● Problem
All of the data needs to be repeated exactly.

● Given data

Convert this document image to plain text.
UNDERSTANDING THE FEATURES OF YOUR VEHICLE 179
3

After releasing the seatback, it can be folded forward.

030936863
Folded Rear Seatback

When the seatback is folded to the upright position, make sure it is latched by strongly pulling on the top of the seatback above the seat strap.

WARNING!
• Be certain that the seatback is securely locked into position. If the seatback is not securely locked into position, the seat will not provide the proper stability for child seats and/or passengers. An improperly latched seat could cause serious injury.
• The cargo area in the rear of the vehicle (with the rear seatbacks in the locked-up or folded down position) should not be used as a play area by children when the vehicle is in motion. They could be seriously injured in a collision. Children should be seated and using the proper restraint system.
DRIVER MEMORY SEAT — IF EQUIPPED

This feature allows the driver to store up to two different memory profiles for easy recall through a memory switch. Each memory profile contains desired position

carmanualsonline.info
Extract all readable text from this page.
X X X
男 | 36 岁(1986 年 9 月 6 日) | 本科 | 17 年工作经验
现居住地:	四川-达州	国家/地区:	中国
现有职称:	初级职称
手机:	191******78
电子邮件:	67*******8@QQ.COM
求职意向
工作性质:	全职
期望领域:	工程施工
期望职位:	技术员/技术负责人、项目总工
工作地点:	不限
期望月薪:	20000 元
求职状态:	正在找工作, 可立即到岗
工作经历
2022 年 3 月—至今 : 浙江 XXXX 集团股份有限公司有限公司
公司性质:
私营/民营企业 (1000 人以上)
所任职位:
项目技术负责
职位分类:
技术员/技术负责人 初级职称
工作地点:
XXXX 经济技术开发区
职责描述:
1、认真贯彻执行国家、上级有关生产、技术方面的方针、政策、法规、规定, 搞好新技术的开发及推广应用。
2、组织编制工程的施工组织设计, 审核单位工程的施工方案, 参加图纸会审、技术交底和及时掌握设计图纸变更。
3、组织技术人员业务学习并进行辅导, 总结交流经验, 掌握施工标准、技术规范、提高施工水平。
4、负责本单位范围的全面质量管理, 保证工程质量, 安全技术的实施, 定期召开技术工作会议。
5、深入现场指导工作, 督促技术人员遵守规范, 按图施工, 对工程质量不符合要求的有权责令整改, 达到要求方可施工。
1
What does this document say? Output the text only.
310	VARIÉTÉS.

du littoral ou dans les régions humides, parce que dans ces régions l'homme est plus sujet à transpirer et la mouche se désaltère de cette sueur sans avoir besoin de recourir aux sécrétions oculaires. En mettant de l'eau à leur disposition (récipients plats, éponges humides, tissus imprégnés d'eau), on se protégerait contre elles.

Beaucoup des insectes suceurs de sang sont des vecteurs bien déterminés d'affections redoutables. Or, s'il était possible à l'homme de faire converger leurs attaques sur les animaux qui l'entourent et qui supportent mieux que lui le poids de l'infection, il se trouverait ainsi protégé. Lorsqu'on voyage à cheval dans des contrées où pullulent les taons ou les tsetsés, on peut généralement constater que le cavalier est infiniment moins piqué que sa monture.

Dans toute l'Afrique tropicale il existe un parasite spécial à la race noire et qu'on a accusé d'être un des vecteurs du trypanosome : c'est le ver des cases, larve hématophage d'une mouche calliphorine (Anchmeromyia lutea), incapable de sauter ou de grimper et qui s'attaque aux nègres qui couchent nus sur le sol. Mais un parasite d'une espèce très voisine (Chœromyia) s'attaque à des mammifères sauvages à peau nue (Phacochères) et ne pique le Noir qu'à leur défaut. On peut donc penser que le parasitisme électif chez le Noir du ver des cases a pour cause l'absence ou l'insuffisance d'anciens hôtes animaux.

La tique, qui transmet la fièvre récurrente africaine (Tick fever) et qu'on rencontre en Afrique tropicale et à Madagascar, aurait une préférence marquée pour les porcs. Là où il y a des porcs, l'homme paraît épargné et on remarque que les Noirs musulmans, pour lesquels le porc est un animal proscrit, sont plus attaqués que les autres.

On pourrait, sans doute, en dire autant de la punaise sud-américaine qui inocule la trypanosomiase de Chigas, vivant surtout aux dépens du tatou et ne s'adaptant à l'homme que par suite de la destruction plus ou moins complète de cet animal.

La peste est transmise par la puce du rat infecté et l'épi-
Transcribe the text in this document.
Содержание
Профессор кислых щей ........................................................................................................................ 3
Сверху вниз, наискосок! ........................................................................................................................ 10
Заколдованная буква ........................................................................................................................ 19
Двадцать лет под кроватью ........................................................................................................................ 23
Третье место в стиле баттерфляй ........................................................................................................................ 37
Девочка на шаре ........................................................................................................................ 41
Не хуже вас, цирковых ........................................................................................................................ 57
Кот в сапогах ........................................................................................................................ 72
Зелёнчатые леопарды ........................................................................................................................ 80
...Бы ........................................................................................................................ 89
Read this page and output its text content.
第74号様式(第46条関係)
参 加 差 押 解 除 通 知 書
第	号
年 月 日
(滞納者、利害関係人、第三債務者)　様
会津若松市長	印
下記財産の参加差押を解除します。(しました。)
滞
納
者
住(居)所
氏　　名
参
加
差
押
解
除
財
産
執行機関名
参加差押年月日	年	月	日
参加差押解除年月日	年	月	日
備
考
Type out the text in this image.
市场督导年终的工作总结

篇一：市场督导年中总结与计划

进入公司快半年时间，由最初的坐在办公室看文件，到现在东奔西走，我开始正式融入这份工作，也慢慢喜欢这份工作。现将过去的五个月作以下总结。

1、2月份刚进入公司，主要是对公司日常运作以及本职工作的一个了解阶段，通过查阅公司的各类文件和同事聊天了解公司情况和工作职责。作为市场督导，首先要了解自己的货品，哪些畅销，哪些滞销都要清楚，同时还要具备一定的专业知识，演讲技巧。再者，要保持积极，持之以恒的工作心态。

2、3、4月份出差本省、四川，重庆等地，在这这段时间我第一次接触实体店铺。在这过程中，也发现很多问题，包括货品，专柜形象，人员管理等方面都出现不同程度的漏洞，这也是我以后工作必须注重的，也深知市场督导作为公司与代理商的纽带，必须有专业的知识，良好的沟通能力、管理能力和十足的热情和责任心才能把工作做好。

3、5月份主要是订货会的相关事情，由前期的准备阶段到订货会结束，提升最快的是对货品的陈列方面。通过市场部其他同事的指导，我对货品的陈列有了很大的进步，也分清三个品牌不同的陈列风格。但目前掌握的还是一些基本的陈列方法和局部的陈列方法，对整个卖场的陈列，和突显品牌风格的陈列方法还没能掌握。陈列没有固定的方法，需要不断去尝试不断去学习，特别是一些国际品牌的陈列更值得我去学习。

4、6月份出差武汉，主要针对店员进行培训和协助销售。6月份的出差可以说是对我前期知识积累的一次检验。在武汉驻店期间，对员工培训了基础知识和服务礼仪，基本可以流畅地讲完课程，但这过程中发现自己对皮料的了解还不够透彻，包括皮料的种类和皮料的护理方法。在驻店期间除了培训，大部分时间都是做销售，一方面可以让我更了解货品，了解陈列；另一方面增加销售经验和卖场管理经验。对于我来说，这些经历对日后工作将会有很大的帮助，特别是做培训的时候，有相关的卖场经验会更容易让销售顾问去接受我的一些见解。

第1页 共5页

● Output
Convert this document image to plain text.
UNDERSTANDING THE FEATURES OF YOUR VEHICLE 179
3

After releasing the seatback, it can be folded forward.

030936863
Folded Rear Seatback

When the seatback is folded to the upright position, make sure it is latched by strongly pulling on the top of the seatback above the seat strap.

WARNING!
• Be certain that the seatback is securely locked into position. If the seatback is not securely locked into position, the seat will not provide the proper stability for child seats and/or passengers. An improperly latched seat could cause serious injury.
• The cargo area in the rear of the vehicle (with the rear seatbacks in the locked-up or folded down position) should not be used as a play area by children when the vehicle is in motion. They could be seriously injured in a collision. Children should be seated and using the proper restraint system.
DRIVER MEMORY SEAT — IF EQUIPPED

This feature allows the driver to store up to two different memory profiles for easy recall through a memory switch. Each memory profile contains desired position

carmanualsonline.info
Extract all readable text from this page.
X X X
男 | 36 岁(1986 年 9 月 6 日) | 本科 | 17 年工作经验
现居住地:	四川-达州	国家/地区:	中国
现有职称:	初级职称
手机:	191******78
电子邮件:	67*******8@QQ.COM
求职意向
工作性质:	全职
期望领域:	工程施工
期望职位:	技术员/技术负责人、项目总工
工作地点:	不限
期望月薪:	20000 元
求职状态:	正在找工作, 可立即到岗
工作经历
2022 年 3 月—至今 : 浙江 XXXX 集团股份有限公司有限公司
公司性质:
私营/民营企业 (1000 人以上)
所任职位:
项目技术负责
职位分类:
技术员/技术负责人 初级职称
工作地点:
XXXX 经济技术开发区
职责描述:
1、认真贯彻执行国家、上级有关生产、技术方面的方针、政策、法规、规定, 搞好新技术的开发及推广应用。
2、组织编制工程的施工组织设计, 审核单位工程的施工方案, 参加图纸会审、技术交底和及时掌握设计图纸变更。
3、组织技术人员业务学习并进行辅导, 总结交流经验, 掌握施工标准、技术规范、提高施工水平。
4、负责本单位范围的全面质量管理, 保证工程质量, 安全技术的实施, 定期召开技术工作会议。
5、深入现场指导工作, 督促技术人员遵守规范, 按图施工, 对工程质量不符合要求的有权责令整改, 达到要求方可施工。
1
What does this document say? Output the text only.
310	VARIÉTÉS.

du littoral ou dans les régions humides, parce que dans ces régions l'homme est plus sujet à transpirer et la mouche se désaltère de cette sueur sans avoir besoin de recourir aux sécrétions oculaires. En mettant de l'eau à leur disposition (récipients plats, éponges humides, tissus imprégnés d'eau), on se protégerait contre elles.

Beaucoup des insectes suceurs de sang sont des vecteurs bien déterminés d'affections redoutables. Or, s'il était possible à l'homme de faire converger leurs attaques sur les animaux qui l'entourent et qui supportent mieux que lui le poids de l'infection, il se trouverait ainsi protégé. Lorsqu'on voyage à cheval dans des contrées où pullulent les taons ou les tsetsés, on peut généralement constater que le cavalier est infiniment moins piqué que sa monture.

Dans toute l'Afrique tropicale il existe un parasite spécial à la race noire et qu'on a accusé d'être un des vecteurs du trypanosome : c'est le ver des cases, larve hématophage d'une mouche calliphorine (Anchmeromyia lutea), incapable de sauter ou de grimper et qui s'attaque aux nègres qui couchent nus sur le sol. Mais un parasite d'une espèce très voisine (Chœromyia) s'attaque à des mammifères sauvages à peau nue (Phacochères) et ne pique le Noir qu'à leur défaut. On peut donc penser que le parasitisme électif chez le Noir du ver des cases a pour cause l'absence ou l'insuffisance d'anciens hôtes animaux.

La tique, qui transmet la fièvre récurrente africaine (Tick fever) et qu'on rencontre en Afrique tropicale et à Madagascar, aurait une préférence marquée pour les porcs. Là où il y a des porcs, l'homme paraît épargné et on remarque que les Noirs musulmans, pour lesquels le porc est un animal proscrit, sont plus attaqués que les autres.

On pourrait, sans doute, en dire autant de la punaise sud-américaine qui inocule la trypanosomiase de Chigas, vivant surtout aux dépens du tatou et ne s'adaptant à l'homme que par suite de la destruction plus ou moins complète de cet animal.

La peste est transmise par la puce du rat infecté et l'épi-
Transcribe the text in this document.
Содержание
Профессор кислых щей ........................................................................................................................ 3
Сверху вниз, наискосок! ........................................................................................................................ 10
Заколдованная буква ........................................................................................................................ 19
Двадцать лет под кроватью ........................................................................................................................ 23
Третье место в стиле баттерфляй ........................................................................................................................ 37
Девочка на шаре ........................................................................................................................ 41
Не хуже вас, цирковых ........................................................................................................................ 57
Кот в сапогах ........................................................................................................................ 72
Зелёнчатые леопарды ........................................................................................................................ 80
...Бы ........................................................................................................................ 89
Read this page and output its text content.
第74号様式(第46条関係)
参 加 差 押 解 除 通 知 書
第	号
年 月 日
(滞納者、利害関係人、第三債務者)　様
会津若松市長	印
下記財産の参加差押を解除します。(しました。)
滞
納
者
住(居)所
氏　　名
参
加
差
押
解
除
財
産
執行機関名
参加差押年月日	年	月	日
参加差押解除年月日	年	月	日
備
考
Type out the text in this image.
市场督导年终的工作总结

篇一：市场督导年中总结与计划

进入公司快半年时间，由最初的坐在办公室看文件，到现在东奔西走，我开始正式融入这份工作，也慢慢喜欢这份工作。现将过去的五个月作以下总结。

1、2月份刚进入公司，主要是对公司日常运作以及本职工作的一个了解阶段，通过查阅公司的各类文件和同事聊天了解公司情况和工作职责。作为市场督导，首先要了解自己的货品，哪些畅销，哪些滞销都要清楚，同时还要具备一定的专业知识，演讲技巧。再者，要保持积极，持之以恒的工作心态。

2、3、4月份出差本省、四川，重庆等地，在这这段时间我第一次接触实体店铺。在这过程中，也发现很多问题，包括货品，专柜形象，人员管理等方面都出现不同程度的漏洞，这也是我以后工作必须注重的，也深知市场督导作为公司与代理商的纽带，必须有专业的知识，良好的沟通能力、管理能力和十足的热情和责任心才能把工作做好。

3、5月份主要是订货会的相关事情，由前期的准备阶段到订货会结束，提升最快的是对货品的陈列方面。通过市场部其他同事的指导，我对货品的陈列有了很大的进步，也分清三个品牌不同的陈列风格。但目前掌握的还是一些基本的陈列方法和局部的陈列方法，对整个卖场的陈列，和突显品牌风格的陈列方法还没能掌握。陈列没有固定的方法，需要不断去尝试不断去学习，特别是一些国际品牌的陈列更值得我去学习。

4、6月份出差武汉，主要针对店员进行培训和协助销售。6月份的出差可以说是对我前期知识积累的一次检验。在武汉驻店期间，对员工培训了基础知识和服务礼仪，基本可以流畅地讲完课程，但这过程中发现自己对皮料的了解还不够透彻，包括皮料的种类和皮料的护理方法。在驻店期间除了培训，大部分时间都是做销售，一方面可以让我更了解货品，了解陈列；另一方面增加销售经验和卖场管理经验。对于我来说，这些经历对日后工作将会有很大的帮助，特别是做培训的时候，有相关的卖场经验会更容易让销售顾问去接受我的一些见解。

第1页 共5页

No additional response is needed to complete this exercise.